___ Input for this task ___

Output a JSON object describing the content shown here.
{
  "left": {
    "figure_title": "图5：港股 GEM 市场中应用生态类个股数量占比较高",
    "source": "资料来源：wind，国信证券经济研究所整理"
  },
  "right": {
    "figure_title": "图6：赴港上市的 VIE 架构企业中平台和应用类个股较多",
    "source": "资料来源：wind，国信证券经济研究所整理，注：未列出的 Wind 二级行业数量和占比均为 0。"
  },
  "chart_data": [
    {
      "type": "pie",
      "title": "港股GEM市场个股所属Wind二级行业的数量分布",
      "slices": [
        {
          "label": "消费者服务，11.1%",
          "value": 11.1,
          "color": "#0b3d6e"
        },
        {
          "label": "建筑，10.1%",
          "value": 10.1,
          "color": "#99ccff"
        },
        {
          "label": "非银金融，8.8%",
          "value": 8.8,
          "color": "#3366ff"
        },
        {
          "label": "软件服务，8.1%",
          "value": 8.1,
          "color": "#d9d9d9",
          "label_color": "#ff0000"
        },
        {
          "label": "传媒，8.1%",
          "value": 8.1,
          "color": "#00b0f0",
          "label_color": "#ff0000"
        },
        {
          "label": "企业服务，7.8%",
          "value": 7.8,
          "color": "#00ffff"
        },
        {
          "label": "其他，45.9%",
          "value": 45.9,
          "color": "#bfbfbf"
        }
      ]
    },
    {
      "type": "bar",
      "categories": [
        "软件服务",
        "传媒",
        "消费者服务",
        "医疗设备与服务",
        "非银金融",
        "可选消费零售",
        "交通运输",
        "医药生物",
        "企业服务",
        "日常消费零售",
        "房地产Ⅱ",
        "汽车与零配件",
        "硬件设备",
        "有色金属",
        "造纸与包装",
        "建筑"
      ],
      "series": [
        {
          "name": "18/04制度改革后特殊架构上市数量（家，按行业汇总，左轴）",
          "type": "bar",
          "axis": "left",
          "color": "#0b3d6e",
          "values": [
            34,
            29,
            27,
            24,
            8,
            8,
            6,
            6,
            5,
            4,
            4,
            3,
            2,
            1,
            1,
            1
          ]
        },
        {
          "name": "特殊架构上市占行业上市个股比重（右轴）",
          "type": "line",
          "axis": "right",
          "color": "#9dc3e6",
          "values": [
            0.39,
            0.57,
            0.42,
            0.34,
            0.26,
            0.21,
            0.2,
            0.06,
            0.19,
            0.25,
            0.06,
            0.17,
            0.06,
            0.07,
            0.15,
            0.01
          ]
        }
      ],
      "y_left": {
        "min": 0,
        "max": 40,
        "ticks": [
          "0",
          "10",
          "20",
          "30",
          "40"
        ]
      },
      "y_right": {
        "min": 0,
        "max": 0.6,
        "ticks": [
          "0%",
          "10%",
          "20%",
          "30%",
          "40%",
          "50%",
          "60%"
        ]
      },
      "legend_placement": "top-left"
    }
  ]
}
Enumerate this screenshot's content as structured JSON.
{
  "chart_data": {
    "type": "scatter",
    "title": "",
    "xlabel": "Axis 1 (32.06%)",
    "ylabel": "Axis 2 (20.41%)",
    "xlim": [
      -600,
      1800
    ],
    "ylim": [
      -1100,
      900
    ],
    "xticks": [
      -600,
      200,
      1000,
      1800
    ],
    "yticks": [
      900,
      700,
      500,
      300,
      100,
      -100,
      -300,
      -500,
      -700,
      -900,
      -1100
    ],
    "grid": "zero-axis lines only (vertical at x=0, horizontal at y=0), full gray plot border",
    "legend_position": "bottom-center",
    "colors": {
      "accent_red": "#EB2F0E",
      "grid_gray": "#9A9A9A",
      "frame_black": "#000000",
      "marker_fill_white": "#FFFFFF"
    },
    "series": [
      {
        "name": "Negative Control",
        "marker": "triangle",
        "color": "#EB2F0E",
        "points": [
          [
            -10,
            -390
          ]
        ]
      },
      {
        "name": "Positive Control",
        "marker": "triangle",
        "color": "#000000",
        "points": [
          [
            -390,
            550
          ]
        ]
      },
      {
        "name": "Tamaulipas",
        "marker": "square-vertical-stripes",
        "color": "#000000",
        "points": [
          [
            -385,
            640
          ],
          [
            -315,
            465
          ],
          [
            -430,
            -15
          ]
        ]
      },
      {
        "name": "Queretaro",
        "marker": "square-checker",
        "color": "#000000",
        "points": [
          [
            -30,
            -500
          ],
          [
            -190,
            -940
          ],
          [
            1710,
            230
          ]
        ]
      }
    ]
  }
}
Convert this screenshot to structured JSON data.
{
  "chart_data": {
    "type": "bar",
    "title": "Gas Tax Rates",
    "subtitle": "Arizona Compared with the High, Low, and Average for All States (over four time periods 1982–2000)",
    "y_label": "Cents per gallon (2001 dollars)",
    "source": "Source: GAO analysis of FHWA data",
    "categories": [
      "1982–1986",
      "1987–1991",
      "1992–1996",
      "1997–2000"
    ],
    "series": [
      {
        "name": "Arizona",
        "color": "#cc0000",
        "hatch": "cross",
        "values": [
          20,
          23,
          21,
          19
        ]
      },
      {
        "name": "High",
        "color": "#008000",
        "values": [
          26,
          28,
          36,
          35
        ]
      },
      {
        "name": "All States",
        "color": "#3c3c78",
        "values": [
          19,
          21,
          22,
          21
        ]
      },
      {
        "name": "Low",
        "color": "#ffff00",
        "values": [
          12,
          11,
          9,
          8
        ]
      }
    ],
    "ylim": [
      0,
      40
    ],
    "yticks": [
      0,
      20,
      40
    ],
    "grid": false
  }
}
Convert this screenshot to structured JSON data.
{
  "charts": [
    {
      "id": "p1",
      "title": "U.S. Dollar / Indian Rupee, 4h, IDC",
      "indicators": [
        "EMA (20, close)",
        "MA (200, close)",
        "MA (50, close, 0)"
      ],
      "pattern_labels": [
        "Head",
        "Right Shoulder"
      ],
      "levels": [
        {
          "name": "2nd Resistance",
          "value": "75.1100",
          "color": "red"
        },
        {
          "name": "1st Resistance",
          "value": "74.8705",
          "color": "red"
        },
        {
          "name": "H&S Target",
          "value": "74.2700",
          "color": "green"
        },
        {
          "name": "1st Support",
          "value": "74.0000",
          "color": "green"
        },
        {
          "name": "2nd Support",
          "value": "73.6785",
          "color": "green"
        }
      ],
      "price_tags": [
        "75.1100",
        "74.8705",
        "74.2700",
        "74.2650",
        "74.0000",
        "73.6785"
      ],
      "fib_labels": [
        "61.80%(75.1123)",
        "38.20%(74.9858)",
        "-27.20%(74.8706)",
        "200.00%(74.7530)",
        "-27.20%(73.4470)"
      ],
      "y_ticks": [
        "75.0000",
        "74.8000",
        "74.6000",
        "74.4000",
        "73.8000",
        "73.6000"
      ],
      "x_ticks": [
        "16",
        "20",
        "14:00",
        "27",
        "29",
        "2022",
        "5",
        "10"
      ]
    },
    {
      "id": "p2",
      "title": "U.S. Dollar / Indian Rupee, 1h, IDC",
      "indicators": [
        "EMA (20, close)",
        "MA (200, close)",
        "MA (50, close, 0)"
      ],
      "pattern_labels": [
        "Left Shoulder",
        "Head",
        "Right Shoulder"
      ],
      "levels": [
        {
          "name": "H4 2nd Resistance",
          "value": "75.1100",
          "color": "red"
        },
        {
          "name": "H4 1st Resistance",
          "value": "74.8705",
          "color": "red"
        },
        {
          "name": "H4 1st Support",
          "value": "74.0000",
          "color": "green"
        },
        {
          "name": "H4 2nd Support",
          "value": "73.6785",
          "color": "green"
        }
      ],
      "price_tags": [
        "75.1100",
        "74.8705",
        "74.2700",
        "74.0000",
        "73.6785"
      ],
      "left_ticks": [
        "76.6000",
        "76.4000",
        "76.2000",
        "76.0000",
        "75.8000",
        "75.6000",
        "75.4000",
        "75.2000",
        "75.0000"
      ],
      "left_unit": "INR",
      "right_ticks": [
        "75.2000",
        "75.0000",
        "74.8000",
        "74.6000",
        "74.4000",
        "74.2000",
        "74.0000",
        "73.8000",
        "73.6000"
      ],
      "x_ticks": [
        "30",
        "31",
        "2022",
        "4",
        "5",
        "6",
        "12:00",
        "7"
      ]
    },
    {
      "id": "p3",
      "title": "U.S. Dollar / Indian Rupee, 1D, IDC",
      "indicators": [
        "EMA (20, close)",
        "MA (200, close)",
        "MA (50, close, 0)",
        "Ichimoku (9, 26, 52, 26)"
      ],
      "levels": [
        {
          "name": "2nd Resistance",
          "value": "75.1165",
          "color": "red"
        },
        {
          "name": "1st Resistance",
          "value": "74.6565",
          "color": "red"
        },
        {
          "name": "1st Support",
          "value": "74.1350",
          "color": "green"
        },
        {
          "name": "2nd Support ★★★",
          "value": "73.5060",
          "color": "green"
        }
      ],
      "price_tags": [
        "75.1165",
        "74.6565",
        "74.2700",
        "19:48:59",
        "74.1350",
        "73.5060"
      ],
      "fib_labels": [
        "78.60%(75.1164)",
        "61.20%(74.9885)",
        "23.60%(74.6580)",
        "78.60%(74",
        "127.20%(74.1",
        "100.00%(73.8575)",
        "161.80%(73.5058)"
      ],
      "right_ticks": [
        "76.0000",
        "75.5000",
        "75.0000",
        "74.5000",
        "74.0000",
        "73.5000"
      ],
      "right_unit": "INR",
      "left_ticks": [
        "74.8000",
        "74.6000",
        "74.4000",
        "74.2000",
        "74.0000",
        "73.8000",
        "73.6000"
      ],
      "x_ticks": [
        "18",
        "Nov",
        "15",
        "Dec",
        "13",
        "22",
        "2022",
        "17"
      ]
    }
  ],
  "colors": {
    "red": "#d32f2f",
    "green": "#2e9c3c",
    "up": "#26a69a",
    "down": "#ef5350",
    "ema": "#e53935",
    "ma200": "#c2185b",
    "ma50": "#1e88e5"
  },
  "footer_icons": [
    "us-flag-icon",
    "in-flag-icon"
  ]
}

___

» **Instructions to follow**:
Return every line above in which the string "国信证券经济研究所整理" occurs.

» **Solution to the problem**:
    "source": "资料来源：wind，国信证券经济研究所整理"
    "source": "资料来源：wind，国信证券经济研究所整理，注：未列出的 Wind 二级行业数量和占比均为 0。"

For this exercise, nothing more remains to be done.